## Work to do
Give back every line exactly as it appears, pictures excluded.

## Records shown
'''

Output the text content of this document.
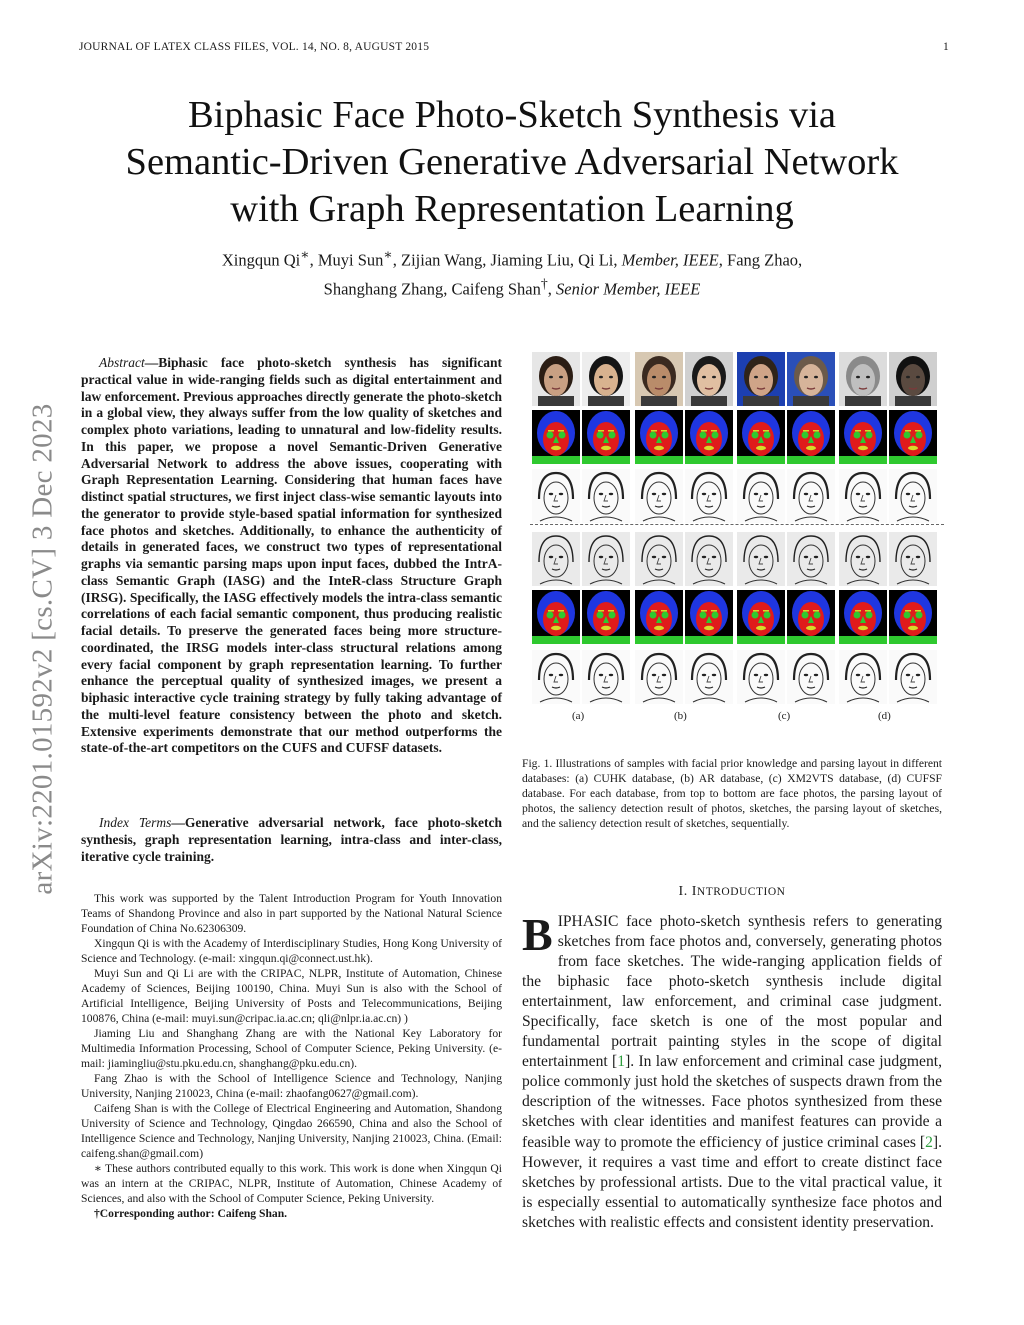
JOURNAL OF LATEX CLASS FILES, VOL. 14, NO. 8, AUGUST 2015	1
Biphasic Face Photo-Sketch Synthesis via
Semantic-Driven Generative Adversarial Network
with Graph Representation Learning
Xingqun Qi∗, Muyi Sun∗, Zijian Wang, Jiaming Liu, Qi Li, Member, IEEE, Fang Zhao,
Shanghang Zhang, Caifeng Shan†, Senior Member, IEEE
arXiv:2201.01592v2 [cs.CV] 3 Dec 2023
Abstract—Biphasic face photo-sketch synthesis has significant practical value in wide-ranging fields such as digital entertainment and law enforcement. Previous approaches directly generate the photo-sketch in a global view, they always suffer from the low quality of sketches and complex photo variations, leading to unnatural and low-fidelity results. In this paper, we propose a novel Semantic-Driven Generative Adversarial Network to address the above issues, cooperating with Graph Representation Learning. Considering that human faces have distinct spatial structures, we first inject class-wise semantic layouts into the generator to provide style-based spatial information for synthesized face photos and sketches. Additionally, to enhance the authenticity of details in generated faces, we construct two types of representational graphs via semantic parsing maps upon input faces, dubbed the IntrA-class Semantic Graph (IASG) and the InteR-class Structure Graph (IRSG). Specifically, the IASG effectively models the intra-class semantic correlations of each facial semantic component, thus producing realistic facial details. To preserve the generated faces being more structure-coordinated, the IRSG models inter-class structural relations among every facial component by graph representation learning. To further enhance the perceptual quality of synthesized images, we present a biphasic interactive cycle training strategy by fully taking advantage of the multi-level feature consistency between the photo and sketch. Extensive experiments demonstrate that our method outperforms the state-of-the-art competitors on the CUFS and CUFSF datasets.
Index Terms—Generative adversarial network, face photo-sketch synthesis, graph representation learning, intra-class and inter-class, iterative cycle training.

This work was supported by the Talent Introduction Program for Youth Innovation Teams of Shandong Province and also in part supported by the National Natural Science Foundation of China No.62306309.

Xingqun Qi is with the Academy of Interdisciplinary Studies, Hong Kong University of Science and Technology. (e-mail: xingqun.qi@connect.ust.hk).

Muyi Sun and Qi Li are with the CRIPAC, NLPR, Institute of Automation, Chinese Academy of Sciences, Beijing 100190, China. Muyi Sun is also with the School of Artificial Intelligence, Beijing University of Posts and Telecommunications, Beijing 100876, China (e-mail: muyi.sun@cripac.ia.ac.cn; qli@nlpr.ia.ac.cn) )

Jiaming Liu and Shanghang Zhang are with the National Key Laboratory for Multimedia Information Processing, School of Computer Science, Peking University. (e-mail: jiamingliu@stu.pku.edu.cn, shanghang@pku.edu.cn).

Fang Zhao is with the School of Intelligence Science and Technology, Nanjing University, Nanjing 210023, China (e-mail: zhaofang0627@gmail.com).

Caifeng Shan is with the College of Electrical Engineering and Automation, Shandong University of Science and Technology, Qingdao 266590, China and also the School of Intelligence Science and Technology, Nanjing University, Nanjing 210023, China. (Email: caifeng.shan@gmail.com)

∗ These authors contributed equally to this work. This work is done when Xingqun Qi was an intern at the CRIPAC, NLPR, Institute of Automation, Chinese Academy of Sciences, and also with the School of Computer Science, Peking University.

†Corresponding author: Caifeng Shan.

(a)	(b)	(c)	(d)
Fig. 1. Illustrations of samples with facial prior knowledge and parsing layout in different databases: (a) CUHK database, (b) AR database, (c) XM2VTS database, (d) CUFSF database. For each database, from top to bottom are face photos, the parsing layout of photos, the saliency detection result of photos, sketches, the parsing layout of sketches, and the saliency detection result of sketches, sequentially.
I. INTRODUCTION
BIPHASIC face photo-sketch synthesis refers to generating sketches from face photos and, conversely, generating photos from face sketches. The wide-ranging application fields of the biphasic face photo-sketch synthesis include digital entertainment, law enforcement, and criminal case judgment. Specifically, face sketch is one of the most popular and fundamental portrait painting styles in the scope of digital entertainment [1]. In law enforcement and criminal case judgment, police commonly just hold the sketches of suspects drawn from the description of the witnesses. Face photos synthesized from these sketches with clear identities and manifest features can provide a feasible way to promote the efficiency of justice criminal cases [2]. However, it requires a vast time and effort to create distinct face sketches by professional artists. Due to the vital practical value, it is especially essential to automatically synthesize face photos and sketches with realistic effects and consistent identity preservation.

'''

## Task solution
Output the text content of this document.
JOURNAL OF LATEX CLASS FILES, VOL. 14, NO. 8, AUGUST 2015	1
Biphasic Face Photo-Sketch Synthesis via
Semantic-Driven Generative Adversarial Network
with Graph Representation Learning
Xingqun Qi∗, Muyi Sun∗, Zijian Wang, Jiaming Liu, Qi Li, Member, IEEE, Fang Zhao,
Shanghang Zhang, Caifeng Shan†, Senior Member, IEEE
arXiv:2201.01592v2 [cs.CV] 3 Dec 2023
Abstract—Biphasic face photo-sketch synthesis has significant practical value in wide-ranging fields such as digital entertainment and law enforcement. Previous approaches directly generate the photo-sketch in a global view, they always suffer from the low quality of sketches and complex photo variations, leading to unnatural and low-fidelity results. In this paper, we propose a novel Semantic-Driven Generative Adversarial Network to address the above issues, cooperating with Graph Representation Learning. Considering that human faces have distinct spatial structures, we first inject class-wise semantic layouts into the generator to provide style-based spatial information for synthesized face photos and sketches. Additionally, to enhance the authenticity of details in generated faces, we construct two types of representational graphs via semantic parsing maps upon input faces, dubbed the IntrA-class Semantic Graph (IASG) and the InteR-class Structure Graph (IRSG). Specifically, the IASG effectively models the intra-class semantic correlations of each facial semantic component, thus producing realistic facial details. To preserve the generated faces being more structure-coordinated, the IRSG models inter-class structural relations among every facial component by graph representation learning. To further enhance the perceptual quality of synthesized images, we present a biphasic interactive cycle training strategy by fully taking advantage of the multi-level feature consistency between the photo and sketch. Extensive experiments demonstrate that our method outperforms the state-of-the-art competitors on the CUFS and CUFSF datasets.
Index Terms—Generative adversarial network, face photo-sketch synthesis, graph representation learning, intra-class and inter-class, iterative cycle training.

This work was supported by the Talent Introduction Program for Youth Innovation Teams of Shandong Province and also in part supported by the National Natural Science Foundation of China No.62306309.

Xingqun Qi is with the Academy of Interdisciplinary Studies, Hong Kong University of Science and Technology. (e-mail: xingqun.qi@connect.ust.hk).

Muyi Sun and Qi Li are with the CRIPAC, NLPR, Institute of Automation, Chinese Academy of Sciences, Beijing 100190, China. Muyi Sun is also with the School of Artificial Intelligence, Beijing University of Posts and Telecommunications, Beijing 100876, China (e-mail: muyi.sun@cripac.ia.ac.cn; qli@nlpr.ia.ac.cn) )

Jiaming Liu and Shanghang Zhang are with the National Key Laboratory for Multimedia Information Processing, School of Computer Science, Peking University. (e-mail: jiamingliu@stu.pku.edu.cn, shanghang@pku.edu.cn).

Fang Zhao is with the School of Intelligence Science and Technology, Nanjing University, Nanjing 210023, China (e-mail: zhaofang0627@gmail.com).

Caifeng Shan is with the College of Electrical Engineering and Automation, Shandong University of Science and Technology, Qingdao 266590, China and also the School of Intelligence Science and Technology, Nanjing University, Nanjing 210023, China. (Email: caifeng.shan@gmail.com)

∗ These authors contributed equally to this work. This work is done when Xingqun Qi was an intern at the CRIPAC, NLPR, Institute of Automation, Chinese Academy of Sciences, and also with the School of Computer Science, Peking University.

†Corresponding author: Caifeng Shan.

(a)	(b)	(c)	(d)
Fig. 1. Illustrations of samples with facial prior knowledge and parsing layout in different databases: (a) CUHK database, (b) AR database, (c) XM2VTS database, (d) CUFSF database. For each database, from top to bottom are face photos, the parsing layout of photos, the saliency detection result of photos, sketches, the parsing layout of sketches, and the saliency detection result of sketches, sequentially.
I. INTRODUCTION
BIPHASIC face photo-sketch synthesis refers to generating sketches from face photos and, conversely, generating photos from face sketches. The wide-ranging application fields of the biphasic face photo-sketch synthesis include digital entertainment, law enforcement, and criminal case judgment. Specifically, face sketch is one of the most popular and fundamental portrait painting styles in the scope of digital entertainment [1]. In law enforcement and criminal case judgment, police commonly just hold the sketches of suspects drawn from the description of the witnesses. Face photos synthesized from these sketches with clear identities and manifest features can provide a feasible way to promote the efficiency of justice criminal cases [2]. However, it requires a vast time and effort to create distinct face sketches by professional artists. Due to the vital practical value, it is especially essential to automatically synthesize face photos and sketches with realistic effects and consistent identity preservation.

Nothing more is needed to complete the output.